§ DATASET CONTENT
********************
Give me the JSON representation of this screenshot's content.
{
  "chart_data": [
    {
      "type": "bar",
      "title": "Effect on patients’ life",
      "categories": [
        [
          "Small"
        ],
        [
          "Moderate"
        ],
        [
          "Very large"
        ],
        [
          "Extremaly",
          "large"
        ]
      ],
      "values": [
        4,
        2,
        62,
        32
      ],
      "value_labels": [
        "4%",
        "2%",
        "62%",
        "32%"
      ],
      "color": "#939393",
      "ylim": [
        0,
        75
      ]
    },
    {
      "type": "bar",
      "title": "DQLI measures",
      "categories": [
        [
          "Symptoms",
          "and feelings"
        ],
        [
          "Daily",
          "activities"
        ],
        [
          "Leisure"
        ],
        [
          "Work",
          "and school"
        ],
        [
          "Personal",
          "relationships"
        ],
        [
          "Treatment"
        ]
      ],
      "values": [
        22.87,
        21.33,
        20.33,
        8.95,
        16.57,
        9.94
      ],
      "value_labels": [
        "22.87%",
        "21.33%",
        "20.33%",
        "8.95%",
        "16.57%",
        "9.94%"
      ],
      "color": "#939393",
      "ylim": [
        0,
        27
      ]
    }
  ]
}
********************
§ INSTRUCTIONS TO FOLLOW
Print all the records precisely.

§ RESULT
Give me the JSON representation of this screenshot's content.
{
  "chart_data": [
    {
      "type": "bar",
      "title": "Effect on patients’ life",
      "categories": [
        [
          "Small"
        ],
        [
          "Moderate"
        ],
        [
          "Very large"
        ],
        [
          "Extremaly",
          "large"
        ]
      ],
      "values": [
        4,
        2,
        62,
        32
      ],
      "value_labels": [
        "4%",
        "2%",
        "62%",
        "32%"
      ],
      "color": "#939393",
      "ylim": [
        0,
        75
      ]
    },
    {
      "type": "bar",
      "title": "DQLI measures",
      "categories": [
        [
          "Symptoms",
          "and feelings"
        ],
        [
          "Daily",
          "activities"
        ],
        [
          "Leisure"
        ],
        [
          "Work",
          "and school"
        ],
        [
          "Personal",
          "relationships"
        ],
        [
          "Treatment"
        ]
      ],
      "values": [
        22.87,
        21.33,
        20.33,
        8.95,
        16.57,
        9.94
      ],
      "value_labels": [
        "22.87%",
        "21.33%",
        "20.33%",
        "8.95%",
        "16.57%",
        "9.94%"
      ],
      "color": "#939393",
      "ylim": [
        0,
        27
      ]
    }
  ]
}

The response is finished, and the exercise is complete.